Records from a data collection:
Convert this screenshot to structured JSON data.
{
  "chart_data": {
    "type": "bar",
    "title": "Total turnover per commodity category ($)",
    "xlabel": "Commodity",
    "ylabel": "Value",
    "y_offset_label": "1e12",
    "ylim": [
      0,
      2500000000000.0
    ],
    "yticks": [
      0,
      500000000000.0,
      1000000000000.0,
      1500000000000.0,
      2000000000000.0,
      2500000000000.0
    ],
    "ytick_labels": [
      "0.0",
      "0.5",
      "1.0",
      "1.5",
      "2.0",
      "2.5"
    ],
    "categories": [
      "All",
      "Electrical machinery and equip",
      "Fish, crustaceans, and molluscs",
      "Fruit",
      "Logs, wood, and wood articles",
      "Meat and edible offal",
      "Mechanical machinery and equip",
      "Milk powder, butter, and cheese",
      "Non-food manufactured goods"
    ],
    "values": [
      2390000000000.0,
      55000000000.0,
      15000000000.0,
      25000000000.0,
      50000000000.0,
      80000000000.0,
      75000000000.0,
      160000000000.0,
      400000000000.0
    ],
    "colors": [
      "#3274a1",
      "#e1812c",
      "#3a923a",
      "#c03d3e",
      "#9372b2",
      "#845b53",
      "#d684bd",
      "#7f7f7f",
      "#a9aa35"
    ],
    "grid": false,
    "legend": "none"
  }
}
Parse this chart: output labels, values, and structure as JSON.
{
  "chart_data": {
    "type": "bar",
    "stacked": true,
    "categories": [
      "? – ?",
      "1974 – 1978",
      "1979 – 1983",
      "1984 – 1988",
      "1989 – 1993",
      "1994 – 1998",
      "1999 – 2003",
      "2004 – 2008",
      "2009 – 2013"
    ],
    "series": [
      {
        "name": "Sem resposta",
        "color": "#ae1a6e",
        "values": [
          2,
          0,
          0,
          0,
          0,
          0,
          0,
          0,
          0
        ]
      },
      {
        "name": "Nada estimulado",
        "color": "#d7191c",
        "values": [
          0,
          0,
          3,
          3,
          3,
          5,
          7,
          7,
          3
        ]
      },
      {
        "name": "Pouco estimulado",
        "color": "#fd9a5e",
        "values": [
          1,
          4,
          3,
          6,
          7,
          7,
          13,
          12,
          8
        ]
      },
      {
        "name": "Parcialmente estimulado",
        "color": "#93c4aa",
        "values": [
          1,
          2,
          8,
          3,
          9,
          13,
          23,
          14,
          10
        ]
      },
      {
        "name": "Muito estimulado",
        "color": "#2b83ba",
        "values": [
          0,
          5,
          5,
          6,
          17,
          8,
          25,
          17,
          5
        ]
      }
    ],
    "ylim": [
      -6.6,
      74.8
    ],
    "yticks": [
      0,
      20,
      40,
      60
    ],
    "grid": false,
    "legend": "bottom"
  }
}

DIRECTIVE: Copy out every line of the data that includes the word "name".

ANSWER FOR THIS EXERCISE:
        "name": "Sem resposta",
        "name": "Nada estimulado",
        "name": "Pouco estimulado",
        "name": "Parcialmente estimulado",
        "name": "Muito estimulado",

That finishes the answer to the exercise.